• What is required
Omit the pictures and return every entry exactly as written.

[Dataset entries]
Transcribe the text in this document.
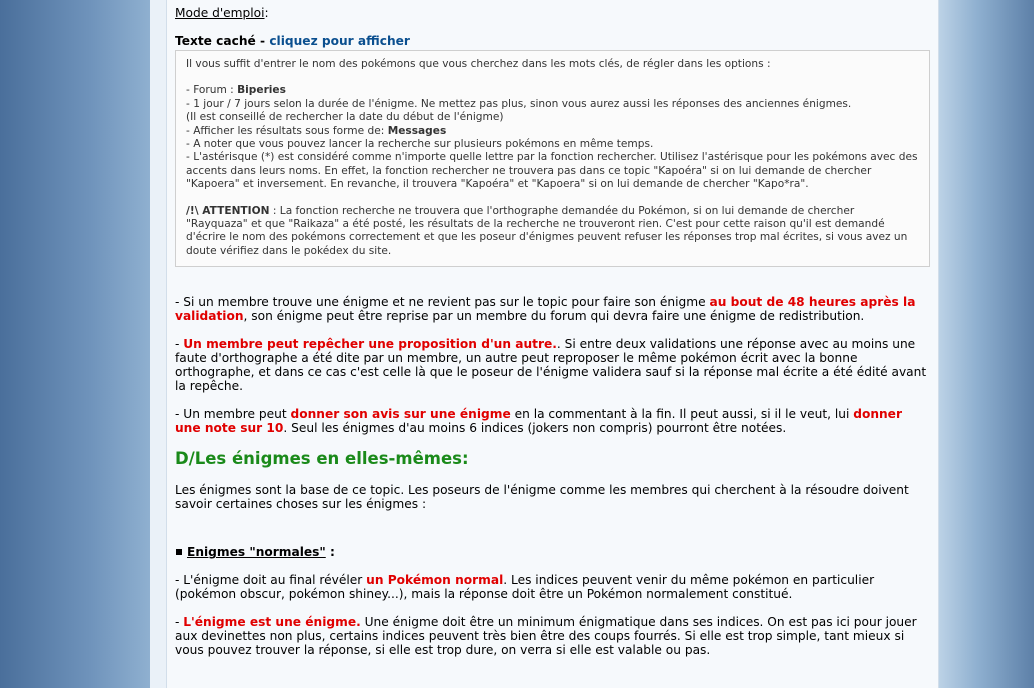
Mode d'emploi:
Texte caché - cliquez pour afficher

Il vous suffit d'entrer le nom des pokémons que vous cherchez dans les mots clés, de régler dans les options :

- Forum : Biperies

- 1 jour / 7 jours selon la durée de l'énigme. Ne mettez pas plus, sinon vous aurez aussi les réponses des anciennes énigmes.

(Il est conseillé de rechercher la date du début de l'énigme)

- Afficher les résultats sous forme de: Messages

- A noter que vous pouvez lancer la recherche sur plusieurs pokémons en même temps.

- L'astérisque (*) est considéré comme n'importe quelle lettre par la fonction rechercher. Utilisez l'astérisque pour les pokémons avec des accents dans leurs noms. En effet, la fonction rechercher ne trouvera pas dans ce topic "Kapoéra" si on lui demande de chercher "Kapoera" et inversement. En revanche, il trouvera "Kapoéra" et "Kapoera" si on lui demande de chercher "Kapo*ra".

/!\ ATTENTION : La fonction recherche ne trouvera que l'orthographe demandée du Pokémon, si on lui demande de chercher "Rayquaza" et que "Raikaza" a été posté, les résultats de la recherche ne trouveront rien. C'est pour cette raison qu'il est demandé d'écrire le nom des pokémons correctement et que les poseur d'énigmes peuvent refuser les réponses trop mal écrites, si vous avez un doute vérifiez dans le pokédex du site.

- Si un membre trouve une énigme et ne revient pas sur le topic pour faire son énigme au bout de 48 heures après la validation, son énigme peut être reprise par un membre du forum qui devra faire une énigme de redistribution.

- Un membre peut repêcher une proposition d'un autre.. Si entre deux validations une réponse avec au moins une faute d'orthographe a été dite par un membre, un autre peut reproposer le même pokémon écrit avec la bonne orthographe, et dans ce cas c'est celle là que le poseur de l'énigme validera sauf si la réponse mal écrite a été édité avant la repêche.

- Un membre peut donner son avis sur une énigme en la commentant à la fin. Il peut aussi, si il le veut, lui donner une note sur 10. Seul les énigmes d'au moins 6 indices (jokers non compris) pourront être notées.

D/Les énigmes en elles-mêmes:

Les énigmes sont la base de ce topic. Les poseurs de l'énigme comme les membres qui cherchent à la résoudre doivent savoir certaines choses sur les énigmes :

Enigmes "normales" :

- L'énigme doit au final révéler un Pokémon normal. Les indices peuvent venir du même pokémon en particulier (pokémon obscur, pokémon shiney...), mais la réponse doit être un Pokémon normalement constitué.

- L'énigme est une énigme. Une énigme doit être un minimum énigmatique dans ses indices. On est pas ici pour jouer aux devinettes non plus, certains indices peuvent très bien être des coups fourrés. Si elle est trop simple, tant mieux si vous pouvez trouver la réponse, si elle est trop dure, on verra si elle est valable ou pas.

• Result for this task
Transcribe the text in this document.
Mode d'emploi:
Texte caché - cliquez pour afficher

Il vous suffit d'entrer le nom des pokémons que vous cherchez dans les mots clés, de régler dans les options :

- Forum : Biperies

- 1 jour / 7 jours selon la durée de l'énigme. Ne mettez pas plus, sinon vous aurez aussi les réponses des anciennes énigmes.

(Il est conseillé de rechercher la date du début de l'énigme)

- Afficher les résultats sous forme de: Messages

- A noter que vous pouvez lancer la recherche sur plusieurs pokémons en même temps.

- L'astérisque (*) est considéré comme n'importe quelle lettre par la fonction rechercher. Utilisez l'astérisque pour les pokémons avec des accents dans leurs noms. En effet, la fonction rechercher ne trouvera pas dans ce topic "Kapoéra" si on lui demande de chercher "Kapoera" et inversement. En revanche, il trouvera "Kapoéra" et "Kapoera" si on lui demande de chercher "Kapo*ra".

/!\ ATTENTION : La fonction recherche ne trouvera que l'orthographe demandée du Pokémon, si on lui demande de chercher "Rayquaza" et que "Raikaza" a été posté, les résultats de la recherche ne trouveront rien. C'est pour cette raison qu'il est demandé d'écrire le nom des pokémons correctement et que les poseur d'énigmes peuvent refuser les réponses trop mal écrites, si vous avez un doute vérifiez dans le pokédex du site.

- Si un membre trouve une énigme et ne revient pas sur le topic pour faire son énigme au bout de 48 heures après la validation, son énigme peut être reprise par un membre du forum qui devra faire une énigme de redistribution.

- Un membre peut repêcher une proposition d'un autre.. Si entre deux validations une réponse avec au moins une faute d'orthographe a été dite par un membre, un autre peut reproposer le même pokémon écrit avec la bonne orthographe, et dans ce cas c'est celle là que le poseur de l'énigme validera sauf si la réponse mal écrite a été édité avant la repêche.

- Un membre peut donner son avis sur une énigme en la commentant à la fin. Il peut aussi, si il le veut, lui donner une note sur 10. Seul les énigmes d'au moins 6 indices (jokers non compris) pourront être notées.

D/Les énigmes en elles-mêmes:

Les énigmes sont la base de ce topic. Les poseurs de l'énigme comme les membres qui cherchent à la résoudre doivent savoir certaines choses sur les énigmes :

Enigmes "normales" :

- L'énigme doit au final révéler un Pokémon normal. Les indices peuvent venir du même pokémon en particulier (pokémon obscur, pokémon shiney...), mais la réponse doit être un Pokémon normalement constitué.

- L'énigme est une énigme. Une énigme doit être un minimum énigmatique dans ses indices. On est pas ici pour jouer aux devinettes non plus, certains indices peuvent très bien être des coups fourrés. Si elle est trop simple, tant mieux si vous pouvez trouver la réponse, si elle est trop dure, on verra si elle est valable ou pas.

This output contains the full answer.